▸ **RECORDS SUPPLIED**:
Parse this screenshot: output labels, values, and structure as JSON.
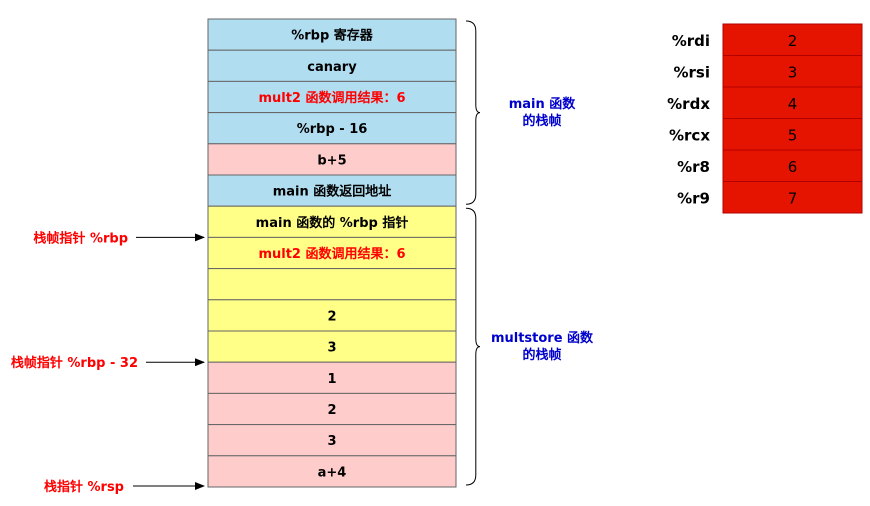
{
  "colors": {
    "blue": "#b1ddf0",
    "yellow": "#ffff88",
    "pink": "#ffcccc",
    "red_cell": "#e51400",
    "red_text": "#ff0000",
    "blue_text": "#0000cc",
    "black": "#000000"
  },
  "stack": [
    {
      "label": "%rbp 寄存器",
      "fill": "blue",
      "text_color": "black"
    },
    {
      "label": "canary",
      "fill": "blue",
      "text_color": "black"
    },
    {
      "label": "mult2 函数调用结果：6",
      "fill": "blue",
      "text_color": "red"
    },
    {
      "label": "%rbp - 16",
      "fill": "blue",
      "text_color": "black"
    },
    {
      "label": "b+5",
      "fill": "pink",
      "text_color": "black"
    },
    {
      "label": "main 函数返回地址",
      "fill": "blue",
      "text_color": "black"
    },
    {
      "label": "main 函数的 %rbp 指针",
      "fill": "yellow",
      "text_color": "black"
    },
    {
      "label": "mult2 函数调用结果：6",
      "fill": "yellow",
      "text_color": "red"
    },
    {
      "label": "",
      "fill": "yellow",
      "text_color": "black"
    },
    {
      "label": "2",
      "fill": "yellow",
      "text_color": "black"
    },
    {
      "label": "3",
      "fill": "yellow",
      "text_color": "black"
    },
    {
      "label": "1",
      "fill": "pink",
      "text_color": "black"
    },
    {
      "label": "2",
      "fill": "pink",
      "text_color": "black"
    },
    {
      "label": "3",
      "fill": "pink",
      "text_color": "black"
    },
    {
      "label": "a+4",
      "fill": "pink",
      "text_color": "black"
    }
  ],
  "frames": [
    {
      "lines": [
        "main 函数",
        "的栈帧"
      ],
      "first_row": 0,
      "last_row": 5
    },
    {
      "lines": [
        "multstore 函数",
        "的栈帧"
      ],
      "first_row": 6,
      "last_row": 14
    }
  ],
  "pointers": [
    {
      "label": "栈帧指针 %rbp",
      "row_boundary": 7
    },
    {
      "label": "栈帧指针 %rbp - 32",
      "row_boundary": 11
    },
    {
      "label": "栈指针 %rsp",
      "row_boundary": 15
    }
  ],
  "registers": [
    {
      "name": "%rdi",
      "value": "2"
    },
    {
      "name": "%rsi",
      "value": "3"
    },
    {
      "name": "%rdx",
      "value": "4"
    },
    {
      "name": "%rcx",
      "value": "5"
    },
    {
      "name": "%r8",
      "value": "6"
    },
    {
      "name": "%r9",
      "value": "7"
    }
  ]
}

▸ **TASK OBJECTIVE**: Set down all the data again exactly as above, pictures excluded.

▸ **EXERCISE SOLUTION**:
Parse this screenshot: output labels, values, and structure as JSON.
{
  "colors": {
    "blue": "#b1ddf0",
    "yellow": "#ffff88",
    "pink": "#ffcccc",
    "red_cell": "#e51400",
    "red_text": "#ff0000",
    "blue_text": "#0000cc",
    "black": "#000000"
  },
  "stack": [
    {
      "label": "%rbp 寄存器",
      "fill": "blue",
      "text_color": "black"
    },
    {
      "label": "canary",
      "fill": "blue",
      "text_color": "black"
    },
    {
      "label": "mult2 函数调用结果：6",
      "fill": "blue",
      "text_color": "red"
    },
    {
      "label": "%rbp - 16",
      "fill": "blue",
      "text_color": "black"
    },
    {
      "label": "b+5",
      "fill": "pink",
      "text_color": "black"
    },
    {
      "label": "main 函数返回地址",
      "fill": "blue",
      "text_color": "black"
    },
    {
      "label": "main 函数的 %rbp 指针",
      "fill": "yellow",
      "text_color": "black"
    },
    {
      "label": "mult2 函数调用结果：6",
      "fill": "yellow",
      "text_color": "red"
    },
    {
      "label": "",
      "fill": "yellow",
      "text_color": "black"
    },
    {
      "label": "2",
      "fill": "yellow",
      "text_color": "black"
    },
    {
      "label": "3",
      "fill": "yellow",
      "text_color": "black"
    },
    {
      "label": "1",
      "fill": "pink",
      "text_color": "black"
    },
    {
      "label": "2",
      "fill": "pink",
      "text_color": "black"
    },
    {
      "label": "3",
      "fill": "pink",
      "text_color": "black"
    },
    {
      "label": "a+4",
      "fill": "pink",
      "text_color": "black"
    }
  ],
  "frames": [
    {
      "lines": [
        "main 函数",
        "的栈帧"
      ],
      "first_row": 0,
      "last_row": 5
    },
    {
      "lines": [
        "multstore 函数",
        "的栈帧"
      ],
      "first_row": 6,
      "last_row": 14
    }
  ],
  "pointers": [
    {
      "label": "栈帧指针 %rbp",
      "row_boundary": 7
    },
    {
      "label": "栈帧指针 %rbp - 32",
      "row_boundary": 11
    },
    {
      "label": "栈指针 %rsp",
      "row_boundary": 15
    }
  ],
  "registers": [
    {
      "name": "%rdi",
      "value": "2"
    },
    {
      "name": "%rsi",
      "value": "3"
    },
    {
      "name": "%rdx",
      "value": "4"
    },
    {
      "name": "%rcx",
      "value": "5"
    },
    {
      "name": "%r8",
      "value": "6"
    },
    {
      "name": "%r9",
      "value": "7"
    }
  ]
}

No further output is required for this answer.